Within this material, how many lines have the string "Kraftstoffverbrauch" in them? The answer is a number, with nothing added.

Extracted information -
*** Begin section ***

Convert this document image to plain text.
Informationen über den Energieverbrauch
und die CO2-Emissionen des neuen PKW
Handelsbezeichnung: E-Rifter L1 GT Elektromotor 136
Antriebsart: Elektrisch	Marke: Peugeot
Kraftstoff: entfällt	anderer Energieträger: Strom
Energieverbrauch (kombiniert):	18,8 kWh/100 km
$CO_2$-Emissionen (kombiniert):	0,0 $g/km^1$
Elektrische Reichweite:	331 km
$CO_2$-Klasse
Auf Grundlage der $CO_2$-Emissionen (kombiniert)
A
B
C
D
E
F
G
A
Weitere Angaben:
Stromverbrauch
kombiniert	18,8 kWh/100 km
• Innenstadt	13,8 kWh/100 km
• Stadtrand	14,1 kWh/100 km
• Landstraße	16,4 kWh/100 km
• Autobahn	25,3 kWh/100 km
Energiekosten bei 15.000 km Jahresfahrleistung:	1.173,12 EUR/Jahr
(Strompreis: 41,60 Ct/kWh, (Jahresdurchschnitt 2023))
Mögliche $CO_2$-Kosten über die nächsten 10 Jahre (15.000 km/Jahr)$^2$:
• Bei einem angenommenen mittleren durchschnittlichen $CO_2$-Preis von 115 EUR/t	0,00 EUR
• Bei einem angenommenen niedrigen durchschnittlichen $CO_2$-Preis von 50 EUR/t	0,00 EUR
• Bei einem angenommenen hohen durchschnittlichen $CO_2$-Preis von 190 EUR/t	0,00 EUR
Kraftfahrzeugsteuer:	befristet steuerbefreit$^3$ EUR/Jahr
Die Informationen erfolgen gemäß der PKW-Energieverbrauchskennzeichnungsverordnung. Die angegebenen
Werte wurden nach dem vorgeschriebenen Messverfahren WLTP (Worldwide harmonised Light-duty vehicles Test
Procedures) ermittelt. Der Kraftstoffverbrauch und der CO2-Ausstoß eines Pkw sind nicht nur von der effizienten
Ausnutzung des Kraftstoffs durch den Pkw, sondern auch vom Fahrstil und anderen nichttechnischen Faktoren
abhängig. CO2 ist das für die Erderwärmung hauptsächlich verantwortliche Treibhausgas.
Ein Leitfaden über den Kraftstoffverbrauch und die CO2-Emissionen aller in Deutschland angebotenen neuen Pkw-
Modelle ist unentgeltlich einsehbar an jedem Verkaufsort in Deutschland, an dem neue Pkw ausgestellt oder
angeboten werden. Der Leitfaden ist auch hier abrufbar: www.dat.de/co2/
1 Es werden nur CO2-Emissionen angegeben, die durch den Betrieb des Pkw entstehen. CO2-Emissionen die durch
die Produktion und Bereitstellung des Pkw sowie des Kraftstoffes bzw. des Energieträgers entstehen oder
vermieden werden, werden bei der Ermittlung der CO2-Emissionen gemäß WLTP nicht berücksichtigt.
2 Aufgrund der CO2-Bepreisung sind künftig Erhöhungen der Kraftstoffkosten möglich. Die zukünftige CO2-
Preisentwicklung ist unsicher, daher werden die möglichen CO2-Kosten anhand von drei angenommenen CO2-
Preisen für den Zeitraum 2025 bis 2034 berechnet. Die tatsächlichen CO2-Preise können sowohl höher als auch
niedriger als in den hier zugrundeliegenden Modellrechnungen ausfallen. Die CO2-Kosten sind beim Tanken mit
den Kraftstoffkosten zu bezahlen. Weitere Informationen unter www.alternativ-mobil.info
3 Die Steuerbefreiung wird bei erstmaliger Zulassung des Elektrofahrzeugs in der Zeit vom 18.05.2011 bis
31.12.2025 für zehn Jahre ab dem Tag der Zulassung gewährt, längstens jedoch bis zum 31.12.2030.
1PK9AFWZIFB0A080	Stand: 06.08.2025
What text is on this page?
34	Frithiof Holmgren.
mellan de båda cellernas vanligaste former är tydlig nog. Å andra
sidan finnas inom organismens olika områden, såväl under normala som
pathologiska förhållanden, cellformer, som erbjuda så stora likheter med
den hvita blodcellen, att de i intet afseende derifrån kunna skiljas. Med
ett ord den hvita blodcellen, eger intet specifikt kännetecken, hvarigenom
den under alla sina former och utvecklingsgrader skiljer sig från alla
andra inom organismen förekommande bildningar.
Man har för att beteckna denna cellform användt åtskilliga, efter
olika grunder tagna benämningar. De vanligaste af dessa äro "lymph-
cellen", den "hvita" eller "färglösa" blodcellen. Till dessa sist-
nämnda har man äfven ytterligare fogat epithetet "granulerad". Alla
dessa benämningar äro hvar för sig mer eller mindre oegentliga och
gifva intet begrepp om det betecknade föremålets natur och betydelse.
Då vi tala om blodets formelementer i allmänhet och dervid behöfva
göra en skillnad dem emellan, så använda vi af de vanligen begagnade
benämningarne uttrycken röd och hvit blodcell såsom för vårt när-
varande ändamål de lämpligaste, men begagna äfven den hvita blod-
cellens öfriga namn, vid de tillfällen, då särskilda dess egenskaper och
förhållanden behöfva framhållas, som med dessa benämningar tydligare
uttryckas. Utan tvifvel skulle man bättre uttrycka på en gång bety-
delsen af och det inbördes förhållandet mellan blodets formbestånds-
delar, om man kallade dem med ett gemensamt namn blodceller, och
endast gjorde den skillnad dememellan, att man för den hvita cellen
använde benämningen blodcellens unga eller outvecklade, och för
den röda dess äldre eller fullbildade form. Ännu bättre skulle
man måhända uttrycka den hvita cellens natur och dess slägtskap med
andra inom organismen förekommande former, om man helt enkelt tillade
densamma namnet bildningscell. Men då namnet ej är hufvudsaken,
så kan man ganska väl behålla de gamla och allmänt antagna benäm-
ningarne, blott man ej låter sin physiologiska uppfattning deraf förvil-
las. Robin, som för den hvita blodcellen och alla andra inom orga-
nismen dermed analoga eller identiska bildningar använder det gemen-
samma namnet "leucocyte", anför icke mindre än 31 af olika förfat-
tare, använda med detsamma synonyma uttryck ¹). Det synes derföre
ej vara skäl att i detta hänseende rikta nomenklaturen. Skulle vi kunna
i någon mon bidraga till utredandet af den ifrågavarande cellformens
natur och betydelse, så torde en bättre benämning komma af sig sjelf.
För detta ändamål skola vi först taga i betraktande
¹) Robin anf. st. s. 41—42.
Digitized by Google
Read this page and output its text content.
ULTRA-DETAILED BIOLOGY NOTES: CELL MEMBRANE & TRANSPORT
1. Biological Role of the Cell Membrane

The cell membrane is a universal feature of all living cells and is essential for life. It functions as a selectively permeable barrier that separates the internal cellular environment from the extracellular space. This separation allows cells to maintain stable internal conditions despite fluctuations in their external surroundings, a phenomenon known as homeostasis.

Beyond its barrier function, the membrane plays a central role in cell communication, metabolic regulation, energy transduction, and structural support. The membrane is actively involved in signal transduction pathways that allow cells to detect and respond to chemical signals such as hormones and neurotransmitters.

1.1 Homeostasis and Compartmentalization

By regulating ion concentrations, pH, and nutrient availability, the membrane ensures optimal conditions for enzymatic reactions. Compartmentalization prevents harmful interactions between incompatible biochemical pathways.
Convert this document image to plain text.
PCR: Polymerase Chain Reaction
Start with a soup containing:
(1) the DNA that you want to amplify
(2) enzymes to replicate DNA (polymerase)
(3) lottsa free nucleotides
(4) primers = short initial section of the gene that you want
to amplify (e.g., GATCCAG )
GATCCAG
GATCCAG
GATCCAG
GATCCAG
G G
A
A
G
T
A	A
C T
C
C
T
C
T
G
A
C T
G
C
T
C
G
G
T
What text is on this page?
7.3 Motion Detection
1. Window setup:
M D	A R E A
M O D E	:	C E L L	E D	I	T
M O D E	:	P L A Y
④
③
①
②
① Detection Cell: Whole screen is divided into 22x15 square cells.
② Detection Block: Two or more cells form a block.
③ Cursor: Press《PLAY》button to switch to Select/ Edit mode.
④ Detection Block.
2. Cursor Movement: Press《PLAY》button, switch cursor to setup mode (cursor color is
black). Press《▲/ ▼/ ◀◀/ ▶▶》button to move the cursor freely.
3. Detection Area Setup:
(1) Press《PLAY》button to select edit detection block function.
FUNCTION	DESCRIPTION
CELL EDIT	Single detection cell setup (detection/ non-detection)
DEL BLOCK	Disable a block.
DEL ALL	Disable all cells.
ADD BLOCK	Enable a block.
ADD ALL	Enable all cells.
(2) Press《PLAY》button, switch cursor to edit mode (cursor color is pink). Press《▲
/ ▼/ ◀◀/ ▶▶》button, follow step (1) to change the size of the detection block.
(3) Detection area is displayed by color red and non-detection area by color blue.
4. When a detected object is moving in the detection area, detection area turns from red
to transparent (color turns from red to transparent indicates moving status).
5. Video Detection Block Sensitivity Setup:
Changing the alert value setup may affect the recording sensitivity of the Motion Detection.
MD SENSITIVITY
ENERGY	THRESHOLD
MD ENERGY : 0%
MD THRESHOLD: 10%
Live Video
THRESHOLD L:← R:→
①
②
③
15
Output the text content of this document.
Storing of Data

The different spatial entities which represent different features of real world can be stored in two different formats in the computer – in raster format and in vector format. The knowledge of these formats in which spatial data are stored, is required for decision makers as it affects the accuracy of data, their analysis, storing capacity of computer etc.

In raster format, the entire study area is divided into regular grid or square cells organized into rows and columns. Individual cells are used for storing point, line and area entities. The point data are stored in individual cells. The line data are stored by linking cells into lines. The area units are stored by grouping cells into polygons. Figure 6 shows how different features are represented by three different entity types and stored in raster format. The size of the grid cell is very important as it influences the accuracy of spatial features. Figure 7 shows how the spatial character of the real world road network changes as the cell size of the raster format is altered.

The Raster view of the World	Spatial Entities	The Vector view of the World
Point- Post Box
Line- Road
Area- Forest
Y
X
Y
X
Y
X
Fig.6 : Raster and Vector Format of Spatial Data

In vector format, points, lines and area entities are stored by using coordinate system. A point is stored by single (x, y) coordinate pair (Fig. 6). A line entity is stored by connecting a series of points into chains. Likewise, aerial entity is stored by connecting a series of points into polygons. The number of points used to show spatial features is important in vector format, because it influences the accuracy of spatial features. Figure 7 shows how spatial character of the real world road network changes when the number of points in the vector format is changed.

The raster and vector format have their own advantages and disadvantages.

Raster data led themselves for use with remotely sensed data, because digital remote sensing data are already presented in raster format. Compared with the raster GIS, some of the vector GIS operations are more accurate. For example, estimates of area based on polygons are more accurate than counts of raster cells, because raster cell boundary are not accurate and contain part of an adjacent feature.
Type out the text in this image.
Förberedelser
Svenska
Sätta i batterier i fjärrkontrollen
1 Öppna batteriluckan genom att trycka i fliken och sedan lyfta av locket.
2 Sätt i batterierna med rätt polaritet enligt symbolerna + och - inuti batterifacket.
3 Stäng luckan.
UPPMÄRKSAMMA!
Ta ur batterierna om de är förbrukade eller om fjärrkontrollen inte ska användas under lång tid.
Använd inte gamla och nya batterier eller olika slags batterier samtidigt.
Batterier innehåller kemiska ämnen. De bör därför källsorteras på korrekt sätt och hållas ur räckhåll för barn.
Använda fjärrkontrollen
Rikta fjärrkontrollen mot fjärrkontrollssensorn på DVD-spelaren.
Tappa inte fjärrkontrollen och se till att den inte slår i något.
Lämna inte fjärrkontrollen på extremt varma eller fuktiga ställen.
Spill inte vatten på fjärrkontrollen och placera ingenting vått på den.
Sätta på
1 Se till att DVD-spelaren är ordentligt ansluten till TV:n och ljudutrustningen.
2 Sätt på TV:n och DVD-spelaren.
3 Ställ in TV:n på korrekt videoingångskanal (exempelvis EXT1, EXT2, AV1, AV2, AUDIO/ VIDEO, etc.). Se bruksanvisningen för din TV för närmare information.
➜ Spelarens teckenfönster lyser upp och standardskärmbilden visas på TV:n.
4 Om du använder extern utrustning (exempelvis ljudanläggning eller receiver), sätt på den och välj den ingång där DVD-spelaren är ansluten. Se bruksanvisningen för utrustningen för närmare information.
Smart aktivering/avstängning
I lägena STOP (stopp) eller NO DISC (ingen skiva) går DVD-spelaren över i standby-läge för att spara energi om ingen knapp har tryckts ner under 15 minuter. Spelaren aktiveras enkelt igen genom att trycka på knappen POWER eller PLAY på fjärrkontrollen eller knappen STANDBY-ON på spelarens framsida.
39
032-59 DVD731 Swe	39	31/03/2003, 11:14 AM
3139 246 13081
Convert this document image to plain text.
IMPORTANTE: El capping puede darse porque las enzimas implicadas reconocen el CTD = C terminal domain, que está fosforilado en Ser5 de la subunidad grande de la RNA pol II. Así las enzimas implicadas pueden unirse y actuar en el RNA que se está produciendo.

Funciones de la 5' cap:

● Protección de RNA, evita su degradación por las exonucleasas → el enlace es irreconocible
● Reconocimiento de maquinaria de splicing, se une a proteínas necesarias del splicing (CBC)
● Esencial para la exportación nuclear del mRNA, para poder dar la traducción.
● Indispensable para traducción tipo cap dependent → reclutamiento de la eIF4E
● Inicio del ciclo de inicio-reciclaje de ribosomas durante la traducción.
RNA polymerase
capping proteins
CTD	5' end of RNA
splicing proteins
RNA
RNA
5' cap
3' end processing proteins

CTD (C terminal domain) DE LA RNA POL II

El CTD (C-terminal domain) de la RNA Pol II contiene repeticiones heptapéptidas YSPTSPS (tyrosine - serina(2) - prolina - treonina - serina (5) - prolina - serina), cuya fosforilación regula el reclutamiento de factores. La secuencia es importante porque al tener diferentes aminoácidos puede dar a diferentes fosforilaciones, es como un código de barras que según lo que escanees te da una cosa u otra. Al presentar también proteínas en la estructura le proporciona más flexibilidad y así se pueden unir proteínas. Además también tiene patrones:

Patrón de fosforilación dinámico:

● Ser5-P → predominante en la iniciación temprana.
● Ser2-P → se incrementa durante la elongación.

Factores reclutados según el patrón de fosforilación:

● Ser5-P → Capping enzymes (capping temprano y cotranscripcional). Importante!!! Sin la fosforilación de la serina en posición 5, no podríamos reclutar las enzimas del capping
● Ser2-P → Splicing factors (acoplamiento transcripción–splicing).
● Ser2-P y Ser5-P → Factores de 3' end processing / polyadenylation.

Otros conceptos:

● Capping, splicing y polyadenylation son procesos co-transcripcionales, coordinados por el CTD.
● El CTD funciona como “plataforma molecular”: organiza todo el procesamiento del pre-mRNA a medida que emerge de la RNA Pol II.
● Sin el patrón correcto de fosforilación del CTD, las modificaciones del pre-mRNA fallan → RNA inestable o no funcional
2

*** End section ***

Reply to the exercise - 2